The data:
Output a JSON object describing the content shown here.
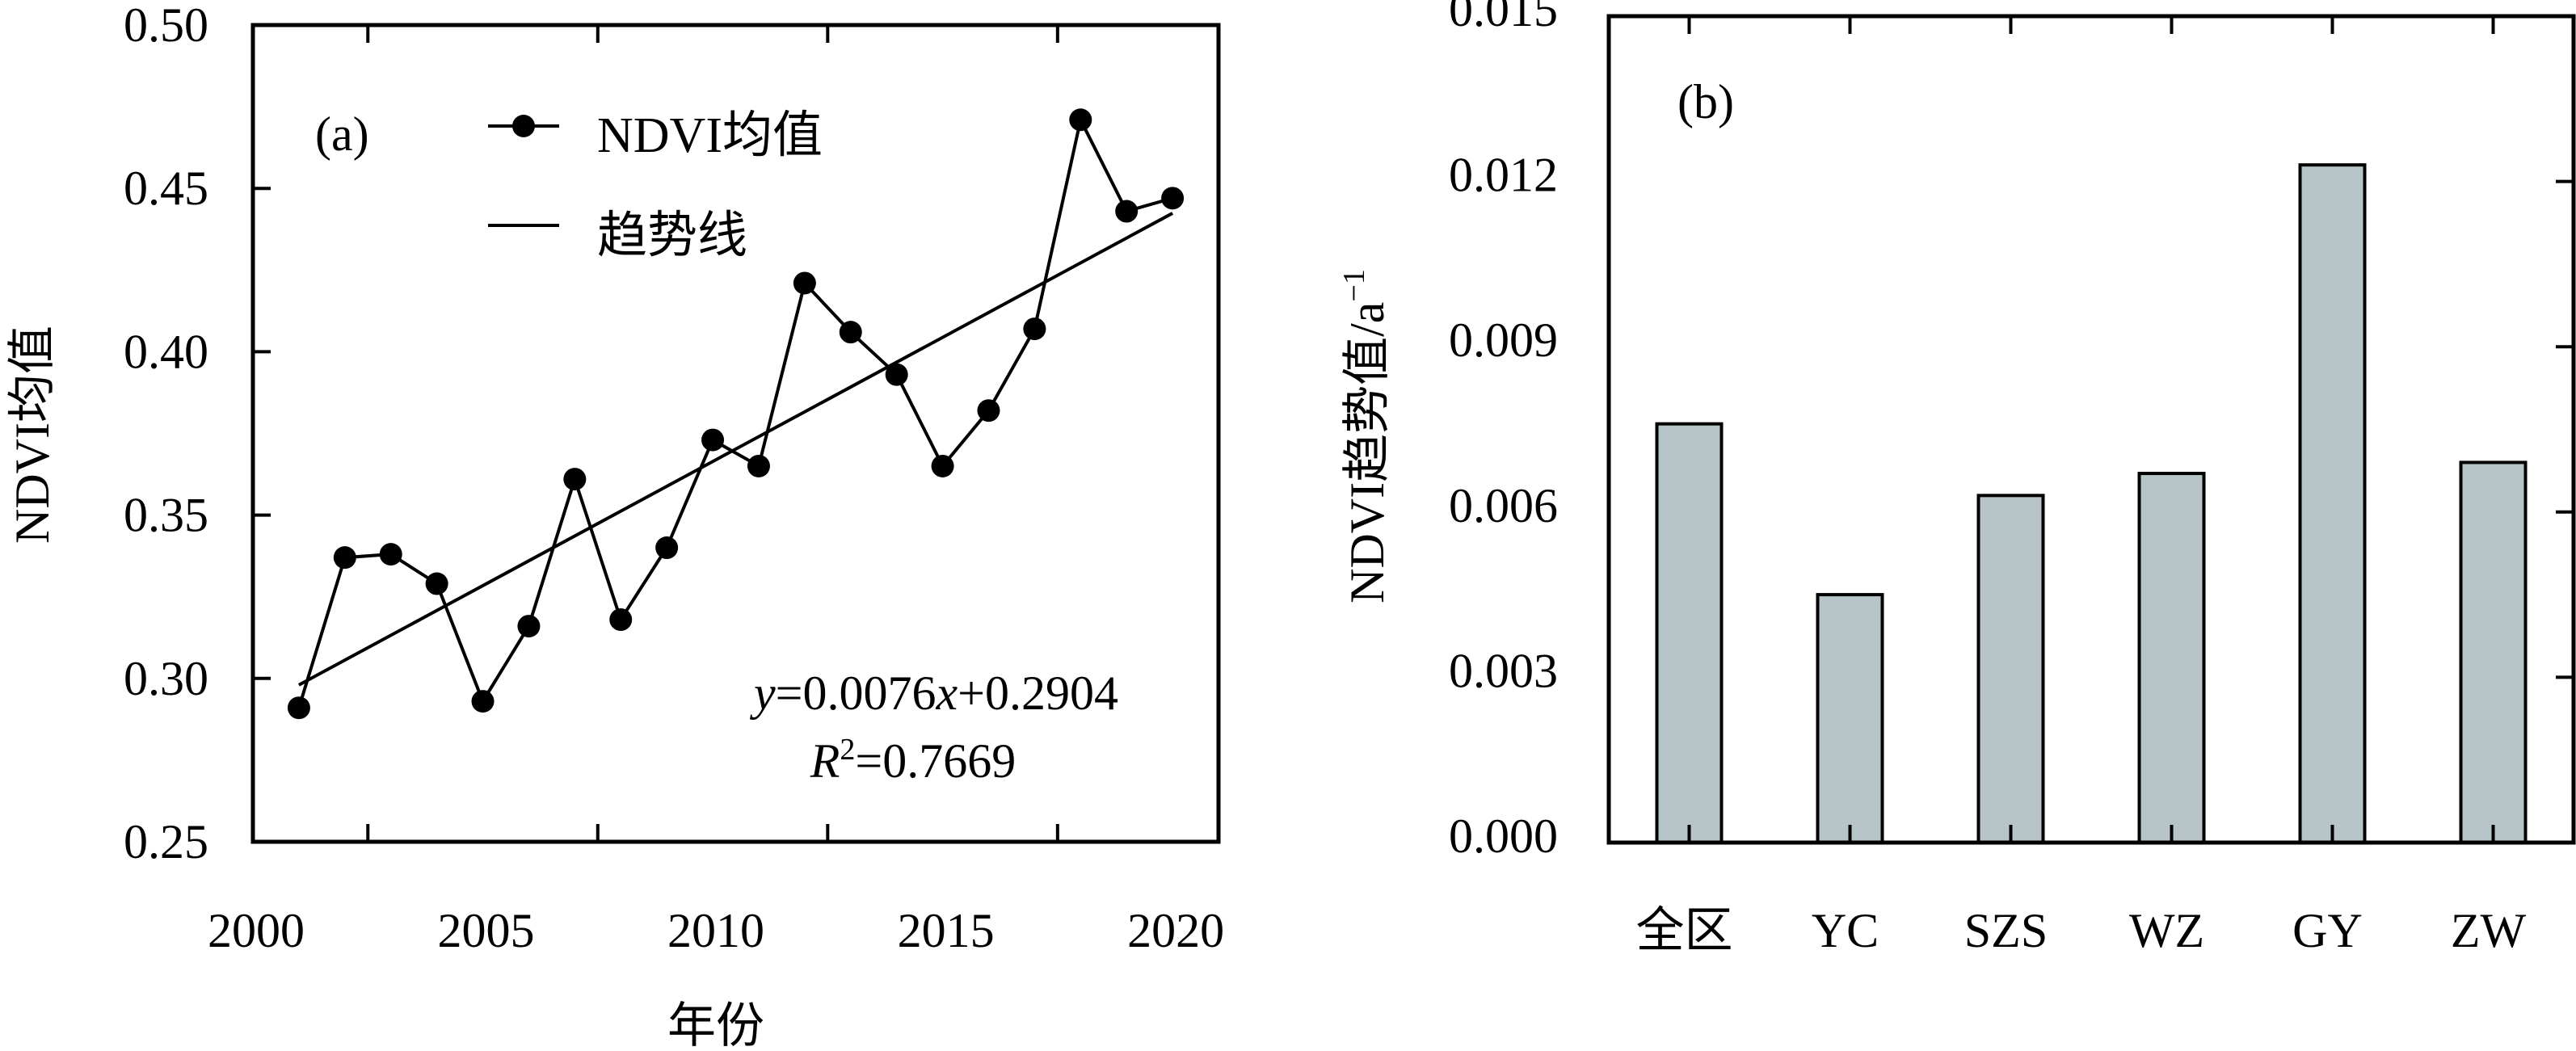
{
  "colors": {
    "line": "#000000",
    "bar_fill": "#b8c5c8",
    "bar_stroke": "#000000",
    "background": "#ffffff"
  },
  "chart_data": [
    {
      "type": "line",
      "panel_tag": "(a)",
      "title": "",
      "xlabel": "年份",
      "ylabel": "NDVI均值",
      "xlim": [
        2000,
        2021
      ],
      "ylim": [
        0.25,
        0.5
      ],
      "x_tick_labels": [
        "2000",
        "2005",
        "2010",
        "2015",
        "2020"
      ],
      "x_tick_values": [
        2000,
        2005,
        2010,
        2015,
        2020
      ],
      "x_tick_marks": [
        2002.5,
        2007.5,
        2012.5,
        2017.5
      ],
      "y_ticks": [
        0.25,
        0.3,
        0.35,
        0.4,
        0.45,
        0.5
      ],
      "y_tick_labels": [
        "0.25",
        "0.30",
        "0.35",
        "0.40",
        "0.45",
        "0.50"
      ],
      "grid": false,
      "legend_position": "top",
      "legend": [
        "NDVI均值",
        "趋势线"
      ],
      "series": [
        {
          "name": "NDVI均值",
          "marker": "circle",
          "x": [
            2001,
            2002,
            2003,
            2004,
            2005,
            2006,
            2007,
            2008,
            2009,
            2010,
            2011,
            2012,
            2013,
            2014,
            2015,
            2016,
            2017,
            2018,
            2019,
            2020
          ],
          "y": [
            0.291,
            0.337,
            0.338,
            0.329,
            0.293,
            0.316,
            0.361,
            0.318,
            0.34,
            0.373,
            0.365,
            0.421,
            0.406,
            0.393,
            0.365,
            0.382,
            0.407,
            0.471,
            0.443,
            0.447
          ]
        },
        {
          "name": "趋势线",
          "type": "linear-fit",
          "slope": 0.0076,
          "intercept": 0.2904,
          "x_start": 2001,
          "x_end": 2020,
          "x_origin": 2000
        }
      ],
      "annotations": {
        "equation": {
          "y": "y",
          "eq1": "=0.0076",
          "x": "x",
          "eq2": "+0.2904"
        },
        "r2": {
          "R": "R",
          "sup": "2",
          "value": "=0.7669"
        }
      }
    },
    {
      "type": "bar",
      "panel_tag": "(b)",
      "title": "",
      "xlabel": "",
      "ylabel": "NDVI趋势值/a",
      "ylabel_sup": "−1",
      "categories": [
        "全区",
        "YC",
        "SZS",
        "WZ",
        "GY",
        "ZW"
      ],
      "values": [
        0.0076,
        0.0045,
        0.0063,
        0.0067,
        0.0123,
        0.0069
      ],
      "ylim": [
        0.0,
        0.015
      ],
      "y_ticks": [
        0.0,
        0.003,
        0.006,
        0.009,
        0.012,
        0.015
      ],
      "y_tick_labels": [
        "0.000",
        "0.003",
        "0.006",
        "0.009",
        "0.012",
        "0.015"
      ],
      "grid": false
    }
  ]
}
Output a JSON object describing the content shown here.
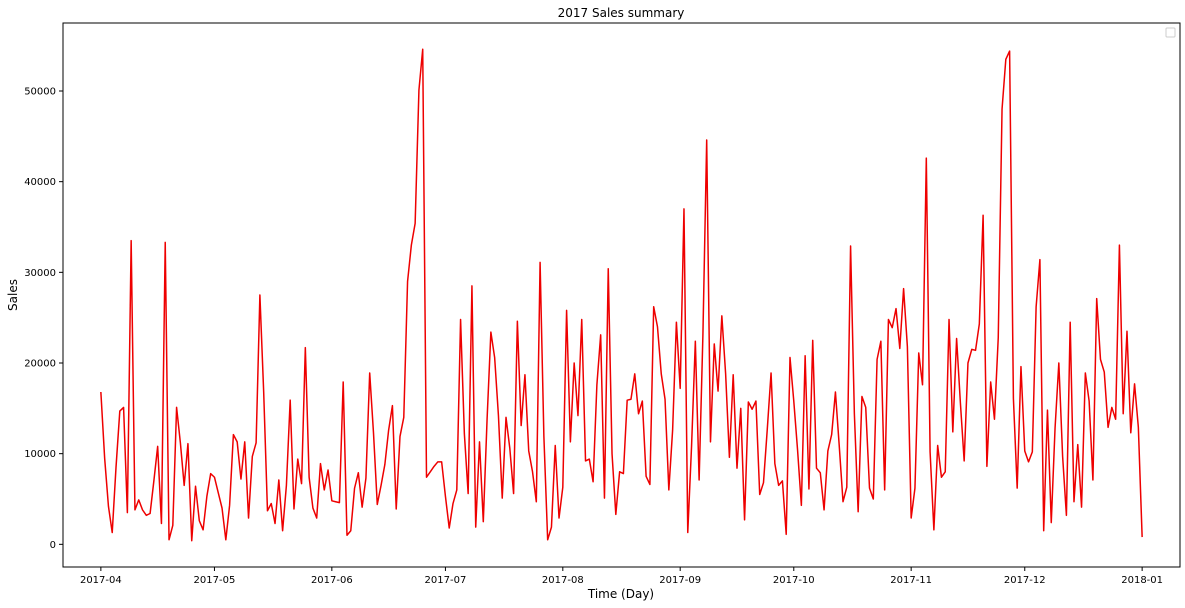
{
  "chart_data": {
    "type": "line",
    "title": "2017 Sales summary",
    "xlabel": "Time (Day)",
    "ylabel": "Sales",
    "ylim": [
      -2500,
      57500
    ],
    "xlim": [
      "2017-03-22",
      "2018-01-11"
    ],
    "grid": false,
    "legend": "top-right",
    "line_color": "#ee0000",
    "x_ticks": [
      "2017-04",
      "2017-05",
      "2017-06",
      "2017-07",
      "2017-08",
      "2017-09",
      "2017-10",
      "2017-11",
      "2017-12",
      "2018-01"
    ],
    "y_ticks": [
      0,
      10000,
      20000,
      30000,
      40000,
      50000
    ],
    "series": [
      {
        "name": "Sales",
        "start": "2017-04-01",
        "values": [
          16800,
          9500,
          4200,
          1300,
          8500,
          14700,
          15100,
          3500,
          33500,
          3800,
          4900,
          3800,
          3200,
          3400,
          7000,
          10800,
          2300,
          33300,
          500,
          2100,
          15100,
          11200,
          6500,
          11100,
          400,
          6400,
          2600,
          1600,
          5300,
          7800,
          7400,
          5700,
          4000,
          500,
          4300,
          12100,
          11300,
          7200,
          11300,
          2900,
          9700,
          11200,
          27500,
          16800,
          3700,
          4500,
          2300,
          7100,
          1500,
          6500,
          15900,
          3900,
          9400,
          6700,
          21700,
          7400,
          4000,
          2900,
          8900,
          6000,
          8200,
          4800,
          4700,
          4600,
          17900,
          1000,
          1500,
          6200,
          7900,
          4100,
          7300,
          18900,
          12300,
          4400,
          6500,
          8800,
          12600,
          15300,
          3900,
          11900,
          14000,
          29000,
          33000,
          35400,
          50100,
          54600,
          7400,
          8000,
          8600,
          9100,
          9100,
          5300,
          1800,
          4500,
          6000,
          24800,
          12200,
          5600,
          28500,
          1900,
          11300,
          2500,
          13800,
          23400,
          20600,
          14200,
          5100,
          14000,
          10600,
          5600,
          24600,
          13100,
          18700,
          10300,
          8000,
          4700,
          31100,
          11900,
          500,
          1900,
          10900,
          2900,
          6300,
          25800,
          11300,
          20000,
          14200,
          24800,
          9200,
          9400,
          6900,
          17600,
          23100,
          5100,
          30400,
          10000,
          3300,
          8000,
          7800,
          15900,
          16000,
          18800,
          14400,
          15800,
          7500,
          6600,
          26200,
          24000,
          18800,
          16000,
          6000,
          12600,
          24500,
          17200,
          37000,
          1300,
          10800,
          22400,
          7100,
          23100,
          44600,
          11300,
          22100,
          16900,
          25200,
          18800,
          9600,
          18700,
          8400,
          15000,
          2700,
          15700,
          14900,
          15800,
          5500,
          6800,
          12700,
          18900,
          8900,
          6500,
          7000,
          1100,
          20600,
          15800,
          10400,
          4300,
          20800,
          6100,
          22500,
          8400,
          7900,
          3800,
          10300,
          12100,
          16800,
          10900,
          4700,
          6300,
          32900,
          14400,
          3600,
          16300,
          15100,
          6200,
          5000,
          20400,
          22400,
          6000,
          24800,
          23900,
          26000,
          21600,
          28200,
          21800,
          2900,
          6200,
          21100,
          17600,
          42600,
          10200,
          1600,
          10900,
          7400,
          8000,
          24800,
          12400,
          22700,
          15600,
          9200,
          20000,
          21500,
          21400,
          24300,
          36300,
          8600,
          17900,
          13800,
          22800,
          48000,
          53500,
          54400,
          16100,
          6200,
          19600,
          10300,
          9100,
          10200,
          26200,
          31400,
          1500,
          14800,
          2400,
          12800,
          20000,
          9700,
          3200,
          24500,
          4700,
          11000,
          4100,
          18900,
          15800,
          7100,
          27100,
          20400,
          19000,
          12900,
          15100,
          13800,
          33000,
          14400,
          23500,
          12300,
          17700,
          12900,
          800
        ]
      }
    ]
  }
}
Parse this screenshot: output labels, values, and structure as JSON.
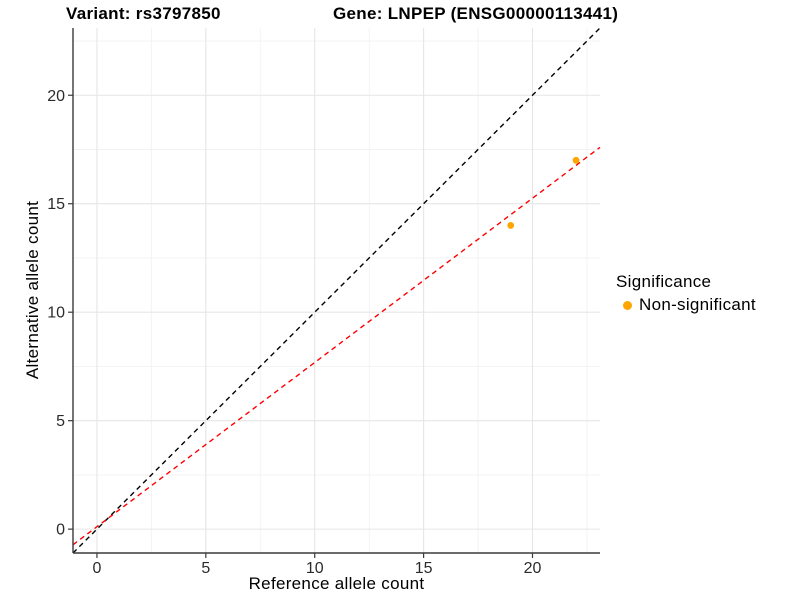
{
  "chart_data": {
    "type": "scatter",
    "title_variant": "Variant: rs3797850",
    "title_gene": "Gene: LNPEP (ENSG00000113441)",
    "xlabel": "Reference allele count",
    "ylabel": "Alternative allele count",
    "xlim": [
      -1.1,
      23.1
    ],
    "ylim": [
      -1.1,
      23.1
    ],
    "x_major_ticks": [
      0,
      5,
      10,
      15,
      20
    ],
    "y_major_ticks": [
      0,
      5,
      10,
      15,
      20
    ],
    "x_minor_ticks": [
      2.5,
      7.5,
      12.5,
      17.5,
      22.5
    ],
    "y_minor_ticks": [
      2.5,
      7.5,
      12.5,
      17.5,
      22.5
    ],
    "grid": true,
    "background": "#ffffff",
    "grid_major_color": "#e6e6e6",
    "grid_minor_color": "#f2f2f2",
    "axis_color": "#3a3a3a",
    "tick_label_color": "#2b2b2b",
    "points": {
      "series": "Non-significant",
      "color": "#FFA500",
      "data": [
        {
          "x": 19,
          "y": 14
        },
        {
          "x": 22,
          "y": 17
        }
      ]
    },
    "lines": [
      {
        "name": "identity-line",
        "color": "#000000",
        "style": "dashed",
        "x1": -1.1,
        "y1": -1.1,
        "x2": 23.1,
        "y2": 23.1
      },
      {
        "name": "fit-line",
        "color": "#FF0000",
        "style": "dashed",
        "x1": -1.1,
        "y1": -0.72,
        "x2": 23.1,
        "y2": 17.6
      }
    ],
    "legend": {
      "position": "right",
      "title": "Significance",
      "items": [
        {
          "label": "Non-significant",
          "color": "#FFA500",
          "marker": "circle"
        }
      ]
    }
  }
}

What is required:
State how many lines hold the word "type". The number is the whole answer.

Worked solution:
5